**WHAT IS EXPECTED**
In the records below, pick out all lines containing the word "Assessments".

• • • •

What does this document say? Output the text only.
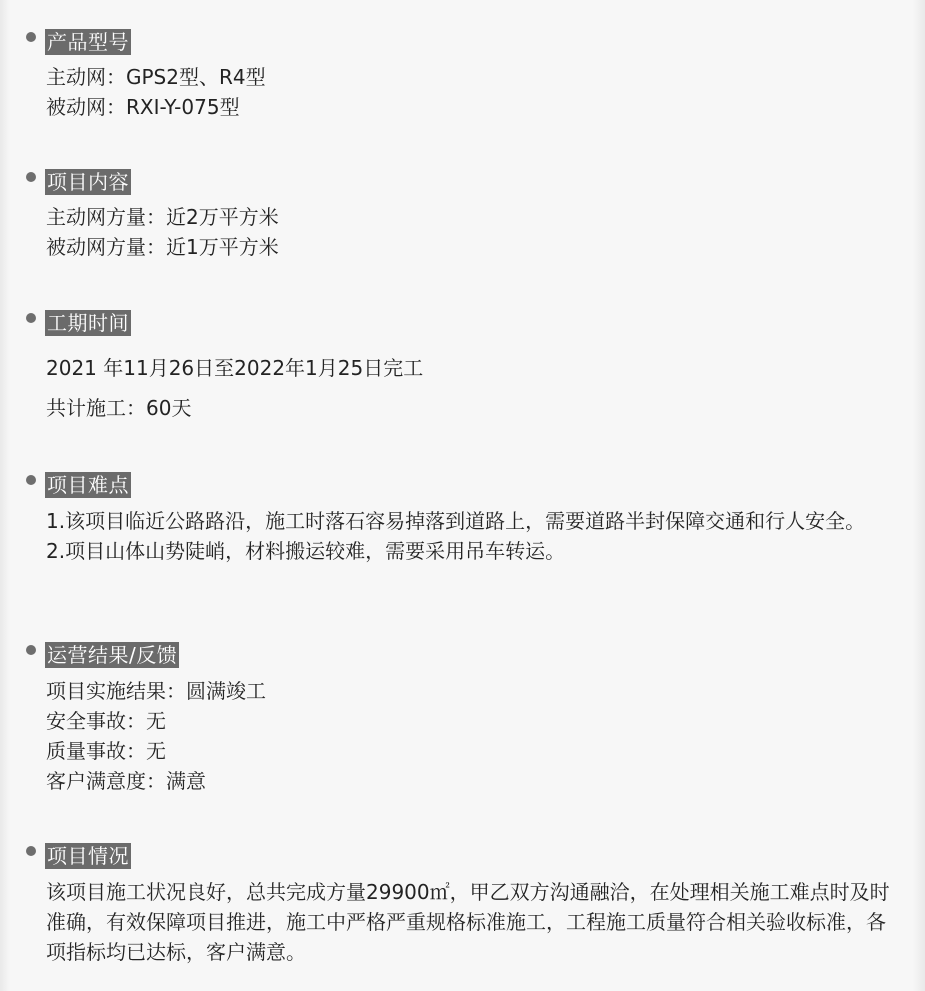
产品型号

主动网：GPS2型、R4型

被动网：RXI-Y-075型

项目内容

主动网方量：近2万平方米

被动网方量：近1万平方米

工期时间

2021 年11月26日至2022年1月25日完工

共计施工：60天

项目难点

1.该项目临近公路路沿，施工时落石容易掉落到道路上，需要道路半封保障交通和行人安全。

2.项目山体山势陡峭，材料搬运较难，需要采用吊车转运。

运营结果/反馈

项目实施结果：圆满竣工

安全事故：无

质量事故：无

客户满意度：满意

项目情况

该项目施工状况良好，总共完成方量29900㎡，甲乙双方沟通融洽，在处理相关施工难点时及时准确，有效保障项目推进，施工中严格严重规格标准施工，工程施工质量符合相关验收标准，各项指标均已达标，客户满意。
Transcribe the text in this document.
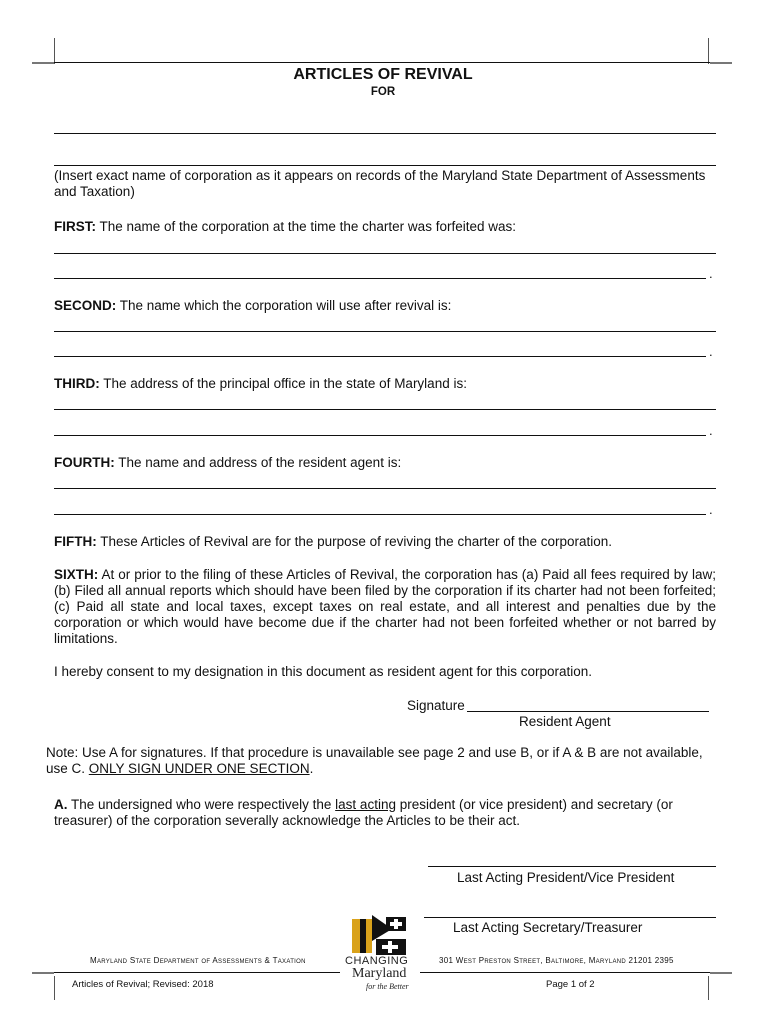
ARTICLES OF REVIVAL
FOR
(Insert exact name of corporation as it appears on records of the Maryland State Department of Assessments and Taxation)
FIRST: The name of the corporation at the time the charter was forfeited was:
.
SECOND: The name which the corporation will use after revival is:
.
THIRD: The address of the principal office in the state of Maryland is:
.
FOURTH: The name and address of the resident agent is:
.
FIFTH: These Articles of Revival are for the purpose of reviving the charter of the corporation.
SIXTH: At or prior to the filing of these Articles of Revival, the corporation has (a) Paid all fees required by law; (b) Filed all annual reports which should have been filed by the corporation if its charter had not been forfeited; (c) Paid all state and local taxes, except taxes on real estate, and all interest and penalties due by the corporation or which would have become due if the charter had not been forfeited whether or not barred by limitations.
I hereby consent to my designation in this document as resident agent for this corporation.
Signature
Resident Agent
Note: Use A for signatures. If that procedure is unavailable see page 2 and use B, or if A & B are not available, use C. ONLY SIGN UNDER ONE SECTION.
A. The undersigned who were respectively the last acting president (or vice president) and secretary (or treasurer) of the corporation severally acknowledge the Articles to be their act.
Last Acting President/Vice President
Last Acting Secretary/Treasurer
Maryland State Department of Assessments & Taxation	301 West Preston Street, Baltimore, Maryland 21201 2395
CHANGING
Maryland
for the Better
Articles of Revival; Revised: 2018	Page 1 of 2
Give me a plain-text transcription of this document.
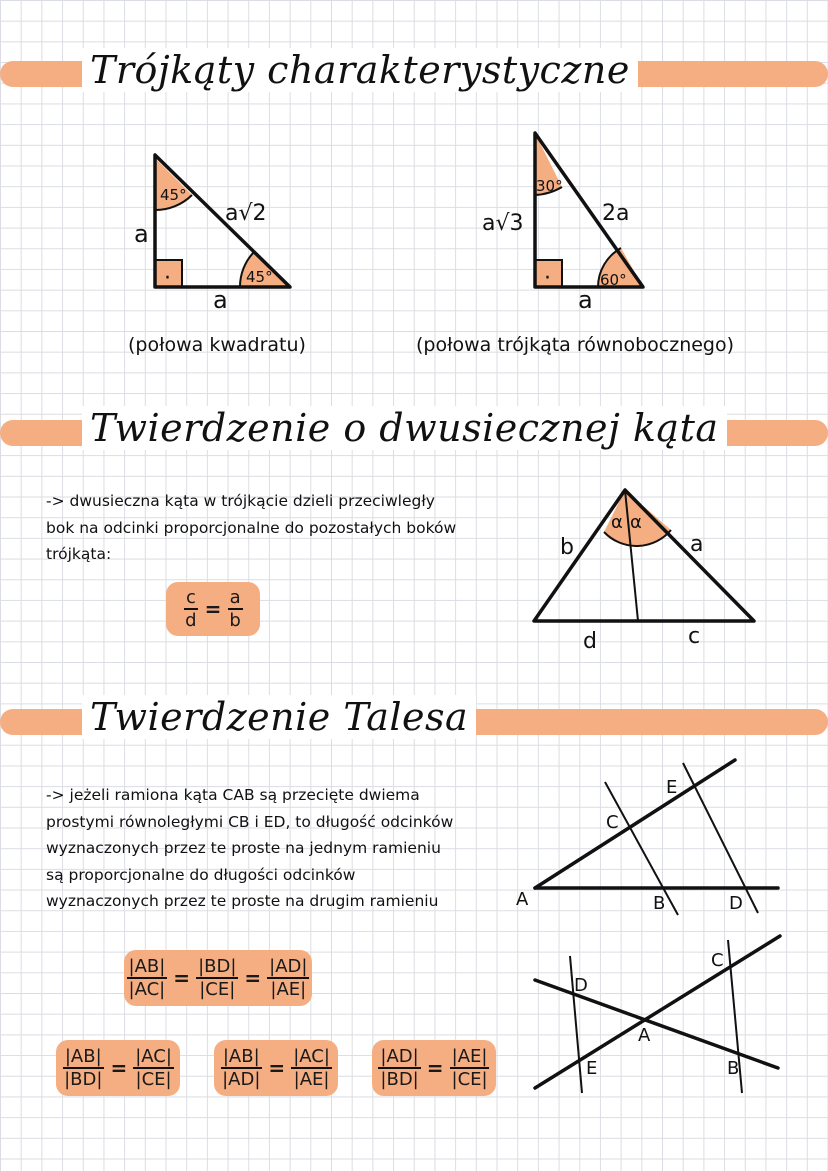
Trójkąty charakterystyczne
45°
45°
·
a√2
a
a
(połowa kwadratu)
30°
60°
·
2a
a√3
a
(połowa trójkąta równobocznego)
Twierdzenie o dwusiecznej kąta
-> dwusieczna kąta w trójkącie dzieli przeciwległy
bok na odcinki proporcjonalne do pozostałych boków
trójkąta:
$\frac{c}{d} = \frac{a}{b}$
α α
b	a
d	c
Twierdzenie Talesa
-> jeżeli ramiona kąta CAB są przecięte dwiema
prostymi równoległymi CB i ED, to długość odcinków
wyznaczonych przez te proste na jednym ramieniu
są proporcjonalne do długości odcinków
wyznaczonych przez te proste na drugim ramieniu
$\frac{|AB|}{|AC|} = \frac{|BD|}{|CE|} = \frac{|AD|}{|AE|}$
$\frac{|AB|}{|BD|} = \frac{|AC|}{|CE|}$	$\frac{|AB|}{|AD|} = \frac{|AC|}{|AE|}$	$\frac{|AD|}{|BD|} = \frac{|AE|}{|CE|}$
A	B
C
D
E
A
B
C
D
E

• • • •

**EXPECTED ANSWER**
(Insert exact name of corporation as it appears on records of the Maryland State Department of Assessments and Taxation)
Maryland State Department of Assessments & Taxation	301 West Preston Street, Baltimore, Maryland 21201 2395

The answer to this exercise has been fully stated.